Entries with figure data
□ □ □ □
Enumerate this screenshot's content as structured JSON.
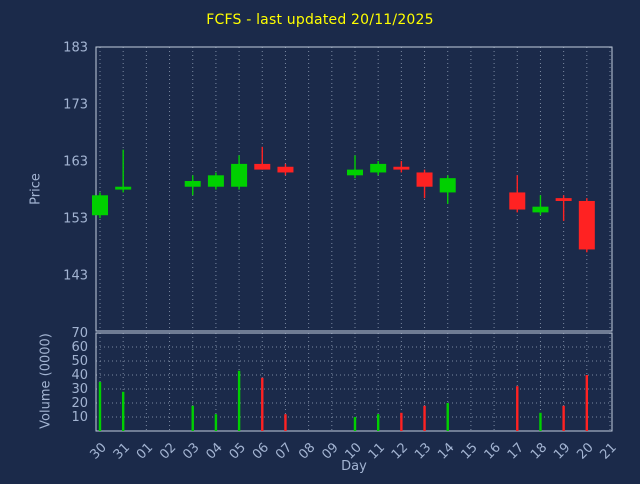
{
  "title": "FCFS - last updated 20/11/2025",
  "axes": {
    "price_label": "Price",
    "volume_label": "Volume (0000)",
    "x_label": "Day"
  },
  "colors": {
    "background": "#1b2a4a",
    "title": "#ffff00",
    "axis_text": "#a3b4d2",
    "frame": "#c3cede",
    "grid": "#8b99b0",
    "up": "#00d000",
    "down": "#ff2222"
  },
  "chart_data": {
    "type": "candlestick",
    "title": "FCFS - last updated 20/11/2025",
    "xlabel": "Day",
    "ylabel": "Price",
    "ylabel2": "Volume (0000)",
    "x_tick_labels": [
      "30",
      "31",
      "01",
      "02",
      "03",
      "04",
      "05",
      "06",
      "07",
      "08",
      "09",
      "10",
      "11",
      "12",
      "13",
      "14",
      "15",
      "16",
      "17",
      "18",
      "19",
      "20",
      "21"
    ],
    "price_ticks": [
      183,
      173,
      163,
      153,
      143
    ],
    "volume_ticks": [
      70,
      60,
      50,
      40,
      30,
      20,
      10
    ],
    "price_ylim": [
      133.2,
      183
    ],
    "volume_ylim": [
      0,
      70
    ],
    "grid": "vertical dotted in price panel; vertical and horizontal dotted in volume panel",
    "candles": [
      {
        "day": "30",
        "open": 153.5,
        "high": 157.5,
        "low": 153.0,
        "close": 157.0,
        "volume": 35
      },
      {
        "day": "31",
        "open": 158.0,
        "high": 165.0,
        "low": 157.5,
        "close": 158.5,
        "volume": 28
      },
      {
        "day": "03",
        "open": 158.5,
        "high": 160.5,
        "low": 157.0,
        "close": 159.5,
        "volume": 18
      },
      {
        "day": "04",
        "open": 158.5,
        "high": 161.0,
        "low": 158.0,
        "close": 160.5,
        "volume": 12
      },
      {
        "day": "05",
        "open": 158.5,
        "high": 164.0,
        "low": 158.0,
        "close": 162.5,
        "volume": 43
      },
      {
        "day": "06",
        "open": 162.5,
        "high": 165.5,
        "low": 161.5,
        "close": 161.5,
        "volume": 38
      },
      {
        "day": "07",
        "open": 162.0,
        "high": 162.5,
        "low": 160.5,
        "close": 161.0,
        "volume": 12
      },
      {
        "day": "10",
        "open": 160.5,
        "high": 164.0,
        "low": 160.0,
        "close": 161.5,
        "volume": 10
      },
      {
        "day": "11",
        "open": 161.0,
        "high": 163.0,
        "low": 160.5,
        "close": 162.5,
        "volume": 12
      },
      {
        "day": "12",
        "open": 162.0,
        "high": 163.0,
        "low": 161.0,
        "close": 161.5,
        "volume": 13
      },
      {
        "day": "13",
        "open": 161.0,
        "high": 161.5,
        "low": 156.5,
        "close": 158.5,
        "volume": 18
      },
      {
        "day": "14",
        "open": 157.5,
        "high": 160.5,
        "low": 155.5,
        "close": 160.0,
        "volume": 20
      },
      {
        "day": "17",
        "open": 157.5,
        "high": 160.5,
        "low": 154.0,
        "close": 154.5,
        "volume": 32
      },
      {
        "day": "18",
        "open": 154.0,
        "high": 157.0,
        "low": 153.5,
        "close": 155.0,
        "volume": 13
      },
      {
        "day": "19",
        "open": 156.5,
        "high": 157.0,
        "low": 152.5,
        "close": 156.0,
        "volume": 18
      },
      {
        "day": "20",
        "open": 156.0,
        "high": 156.5,
        "low": 147.0,
        "close": 147.5,
        "volume": 40
      }
    ]
  }
}
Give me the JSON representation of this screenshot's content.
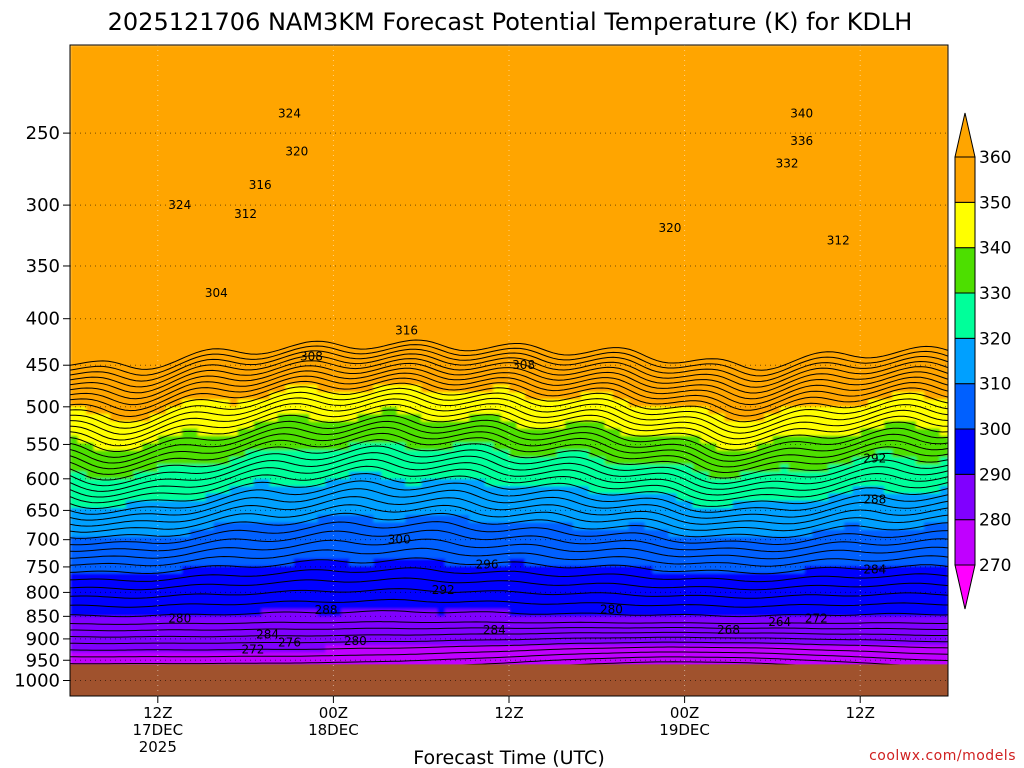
{
  "chart_data": {
    "type": "heatmap",
    "title": "2025121706 NAM3KM Forecast Potential Temperature (K) for KDLH",
    "xlabel": "Forecast Time (UTC)",
    "ylabel": "",
    "y_scale": "pressure (log)",
    "ylim": [
      1040,
      200
    ],
    "x_ticks": [
      {
        "value": "2025-12-17T12Z",
        "labels": [
          "12Z",
          "17DEC",
          "2025"
        ]
      },
      {
        "value": "2025-12-18T00Z",
        "labels": [
          "00Z",
          "18DEC"
        ]
      },
      {
        "value": "2025-12-18T12Z",
        "labels": [
          "12Z"
        ]
      },
      {
        "value": "2025-12-19T00Z",
        "labels": [
          "00Z",
          "19DEC"
        ]
      },
      {
        "value": "2025-12-19T12Z",
        "labels": [
          "12Z"
        ]
      }
    ],
    "xlim": [
      "2025-12-17T06Z",
      "2025-12-19T18Z"
    ],
    "y_ticks": [
      250,
      300,
      350,
      400,
      450,
      500,
      550,
      600,
      650,
      700,
      750,
      800,
      850,
      900,
      950,
      1000
    ],
    "grid": true,
    "colorbar": {
      "levels": [
        270,
        280,
        290,
        300,
        310,
        320,
        330,
        340,
        350,
        360
      ],
      "colors": [
        "#ff00ff",
        "#c000ff",
        "#8000ff",
        "#0000ff",
        "#0060ff",
        "#00a0ff",
        "#00ff9a",
        "#4ddf00",
        "#ffff00",
        "#ffa500"
      ],
      "extend": "both"
    },
    "contour_interval": 2,
    "contour_labels": [
      {
        "text": "324",
        "t": 15.0,
        "p": 238
      },
      {
        "text": "320",
        "t": 15.5,
        "p": 262
      },
      {
        "text": "316",
        "t": 13.0,
        "p": 285
      },
      {
        "text": "324",
        "t": 7.5,
        "p": 300
      },
      {
        "text": "312",
        "t": 12.0,
        "p": 307
      },
      {
        "text": "304",
        "t": 10.0,
        "p": 375
      },
      {
        "text": "316",
        "t": 23.0,
        "p": 412
      },
      {
        "text": "308",
        "t": 16.5,
        "p": 440
      },
      {
        "text": "308",
        "t": 31.0,
        "p": 450
      },
      {
        "text": "340",
        "t": 50.0,
        "p": 238
      },
      {
        "text": "336",
        "t": 50.0,
        "p": 255
      },
      {
        "text": "332",
        "t": 49.0,
        "p": 270
      },
      {
        "text": "320",
        "t": 41.0,
        "p": 318
      },
      {
        "text": "312",
        "t": 52.5,
        "p": 328
      },
      {
        "text": "292",
        "t": 55.0,
        "p": 570
      },
      {
        "text": "288",
        "t": 55.0,
        "p": 632
      },
      {
        "text": "284",
        "t": 55.0,
        "p": 755
      },
      {
        "text": "300",
        "t": 22.5,
        "p": 700
      },
      {
        "text": "296",
        "t": 28.5,
        "p": 745
      },
      {
        "text": "292",
        "t": 25.5,
        "p": 795
      },
      {
        "text": "288",
        "t": 17.5,
        "p": 836
      },
      {
        "text": "284",
        "t": 29.0,
        "p": 880
      },
      {
        "text": "280",
        "t": 37.0,
        "p": 835
      },
      {
        "text": "280",
        "t": 7.5,
        "p": 855
      },
      {
        "text": "284",
        "t": 13.5,
        "p": 890
      },
      {
        "text": "276",
        "t": 15.0,
        "p": 908
      },
      {
        "text": "272",
        "t": 12.5,
        "p": 925
      },
      {
        "text": "280",
        "t": 19.5,
        "p": 905
      },
      {
        "text": "268",
        "t": 45.0,
        "p": 880
      },
      {
        "text": "264",
        "t": 48.5,
        "p": 862
      },
      {
        "text": "272",
        "t": 51.0,
        "p": 855
      }
    ],
    "ground_color": "#a0522d",
    "surface_pressure": 960
  },
  "credit": "coolwx.com/models"
}
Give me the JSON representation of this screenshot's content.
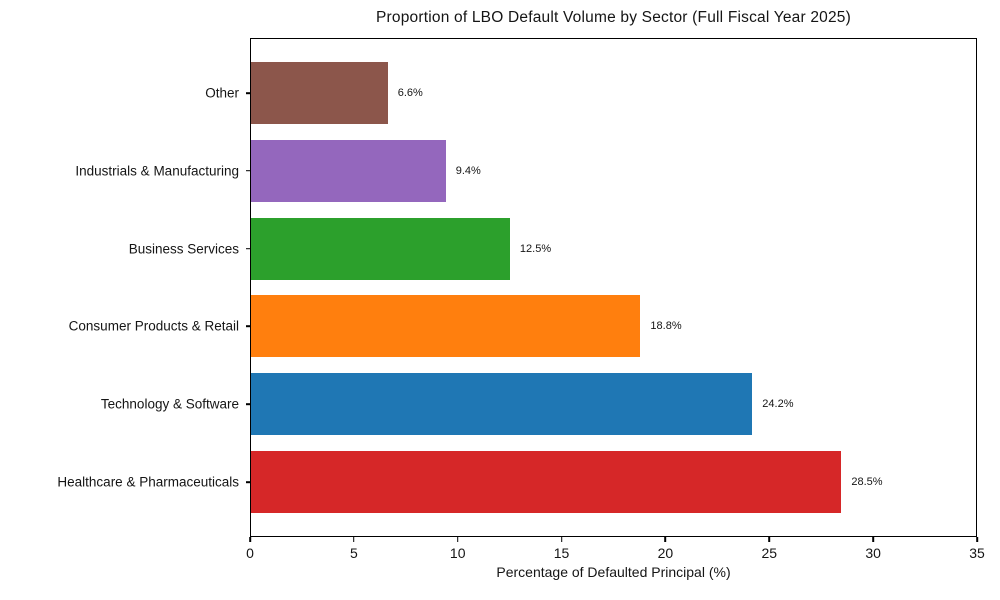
{
  "chart_data": {
    "type": "bar",
    "orientation": "horizontal",
    "title": "Proportion of LBO Default Volume by Sector (Full Fiscal Year 2025)",
    "xlabel": "Percentage of Defaulted Principal (%)",
    "ylabel": "",
    "categories": [
      "Other",
      "Industrials & Manufacturing",
      "Business Services",
      "Consumer Products & Retail",
      "Technology & Software",
      "Healthcare & Pharmaceuticals"
    ],
    "values": [
      6.6,
      9.4,
      12.5,
      18.8,
      24.2,
      28.5
    ],
    "value_labels": [
      "6.6%",
      "9.4%",
      "12.5%",
      "18.8%",
      "24.2%",
      "28.5%"
    ],
    "bar_colors": [
      "#8c564b",
      "#9467bd",
      "#2ca02c",
      "#ff7f0e",
      "#1f77b4",
      "#d62728"
    ],
    "xlim": [
      0,
      35
    ],
    "xticks": [
      0,
      5,
      10,
      15,
      20,
      25,
      30,
      35
    ],
    "grid": false,
    "legend_position": "none",
    "axis_line_color": "#000000",
    "text_color": "#151515",
    "background_color": "#ffffff"
  }
}
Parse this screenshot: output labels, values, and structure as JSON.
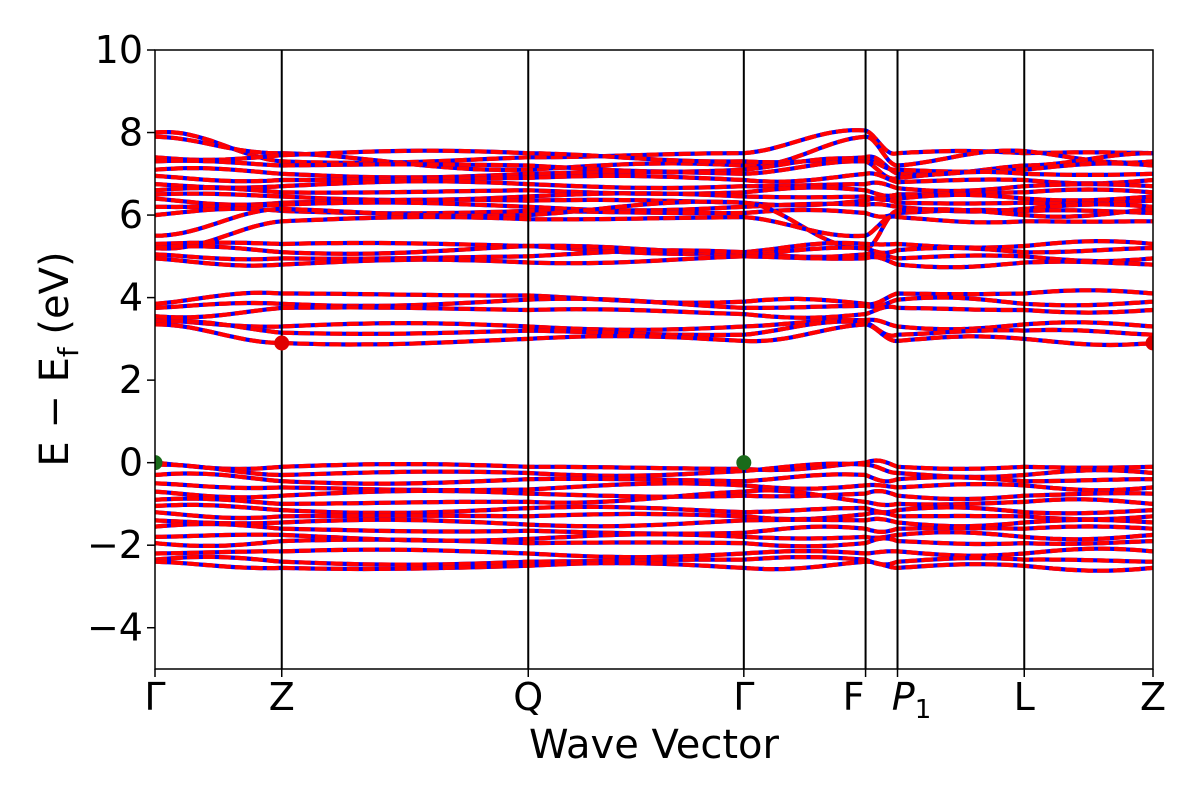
□ □ □ □
* Do this
Show every line in the entries where the string "updated" occurs.

* Finished exercise
  "title": "FCFS - last updated 20/11/2025",
    "title": "FCFS - last updated 20/11/2025",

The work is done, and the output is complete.